* Job *
Below are the records. Reproduce exactly the lines from the one containing "Enumerate this screenshot's" through the final line, and omit any pictures.

* Task data *
(begin)

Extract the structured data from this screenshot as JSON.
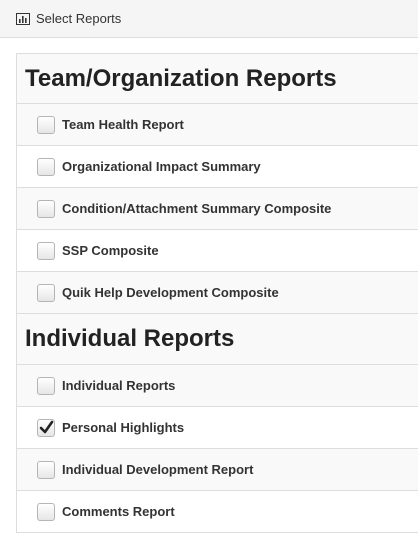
{
  "header": {
    "title": "Select Reports",
    "icon": "bar-chart-icon"
  },
  "sections": [
    {
      "title": "Team/Organization Reports",
      "items": [
        {
          "label": "Team Health Report",
          "checked": false
        },
        {
          "label": "Organizational Impact Summary",
          "checked": false
        },
        {
          "label": "Condition/Attachment Summary Composite",
          "checked": false
        },
        {
          "label": "SSP Composite",
          "checked": false
        },
        {
          "label": "Quik Help Development Composite",
          "checked": false
        }
      ]
    },
    {
      "title": "Individual Reports",
      "items": [
        {
          "label": "Individual Reports",
          "checked": false
        },
        {
          "label": "Personal Highlights",
          "checked": true
        },
        {
          "label": "Individual Development Report",
          "checked": false
        },
        {
          "label": "Comments Report",
          "checked": false
        }
      ]
    }
  ]
}
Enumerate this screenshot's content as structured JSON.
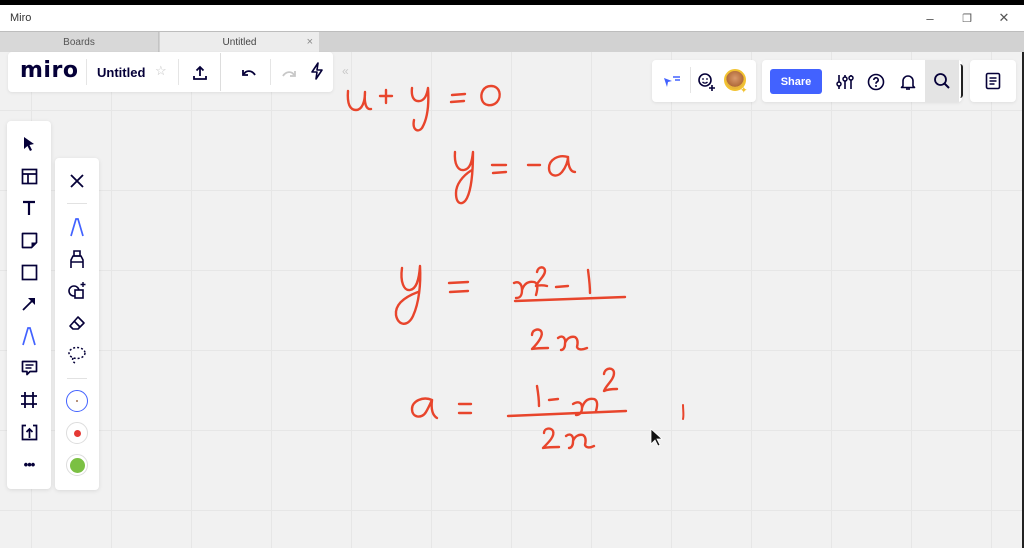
{
  "window": {
    "title": "Miro",
    "controls": {
      "minimize": "–",
      "restore": "❐",
      "close": "✕"
    }
  },
  "tabs": [
    {
      "label": "Boards",
      "active": false
    },
    {
      "label": "Untitled",
      "active": true,
      "close": "×"
    }
  ],
  "header": {
    "logo": "miro",
    "board_title": "Untitled",
    "star_icon": "☆",
    "icons": [
      "export-icon",
      "undo-icon",
      "redo-icon",
      "lightning-icon",
      "collapse-icon"
    ],
    "collapse_glyph": "«"
  },
  "collab": {
    "icons": [
      "cursor-follow-icon",
      "add-reaction-icon",
      "user-avatar"
    ]
  },
  "actions": {
    "share_label": "Share",
    "icons": [
      "settings-sliders-icon",
      "help-icon",
      "bell-icon",
      "search-icon"
    ]
  },
  "notes": {
    "icon": "notes-icon"
  },
  "toolbar": {
    "tools": [
      "select",
      "templates",
      "text",
      "sticky-note",
      "shape",
      "arrow",
      "pen",
      "comment",
      "frame",
      "upload",
      "more"
    ],
    "active": "pen",
    "more_glyph": "•••"
  },
  "pen_panel": {
    "tools": [
      "close",
      "pen",
      "marker",
      "shape-recognition",
      "eraser",
      "lasso"
    ],
    "active": "pen",
    "colors": [
      {
        "name": "blue-thin",
        "hex": "#4262ff",
        "selected": true
      },
      {
        "name": "red",
        "hex": "#e53935",
        "selected": false
      },
      {
        "name": "green",
        "hex": "#7bc043",
        "selected": false
      }
    ]
  },
  "colors": {
    "ink": "#e8452c",
    "accent": "#4262ff",
    "text": "#050038"
  },
  "canvas_content": {
    "equations": [
      "u + y = 0",
      "y = -a",
      "y = (x^2 - 1) / (2x)",
      "a = (1 - x^2) / (2x)"
    ]
  }
}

(end)

* Written solution *
Enumerate this screenshot's content as structured JSON.
{
  "window": {
    "title": "Miro",
    "controls": {
      "minimize": "–",
      "restore": "❐",
      "close": "✕"
    }
  },
  "tabs": [
    {
      "label": "Boards",
      "active": false
    },
    {
      "label": "Untitled",
      "active": true,
      "close": "×"
    }
  ],
  "header": {
    "logo": "miro",
    "board_title": "Untitled",
    "star_icon": "☆",
    "icons": [
      "export-icon",
      "undo-icon",
      "redo-icon",
      "lightning-icon",
      "collapse-icon"
    ],
    "collapse_glyph": "«"
  },
  "collab": {
    "icons": [
      "cursor-follow-icon",
      "add-reaction-icon",
      "user-avatar"
    ]
  },
  "actions": {
    "share_label": "Share",
    "icons": [
      "settings-sliders-icon",
      "help-icon",
      "bell-icon",
      "search-icon"
    ]
  },
  "notes": {
    "icon": "notes-icon"
  },
  "toolbar": {
    "tools": [
      "select",
      "templates",
      "text",
      "sticky-note",
      "shape",
      "arrow",
      "pen",
      "comment",
      "frame",
      "upload",
      "more"
    ],
    "active": "pen",
    "more_glyph": "•••"
  },
  "pen_panel": {
    "tools": [
      "close",
      "pen",
      "marker",
      "shape-recognition",
      "eraser",
      "lasso"
    ],
    "active": "pen",
    "colors": [
      {
        "name": "blue-thin",
        "hex": "#4262ff",
        "selected": true
      },
      {
        "name": "red",
        "hex": "#e53935",
        "selected": false
      },
      {
        "name": "green",
        "hex": "#7bc043",
        "selected": false
      }
    ]
  },
  "colors": {
    "ink": "#e8452c",
    "accent": "#4262ff",
    "text": "#050038"
  },
  "canvas_content": {
    "equations": [
      "u + y = 0",
      "y = -a",
      "y = (x^2 - 1) / (2x)",
      "a = (1 - x^2) / (2x)"
    ]
  }
}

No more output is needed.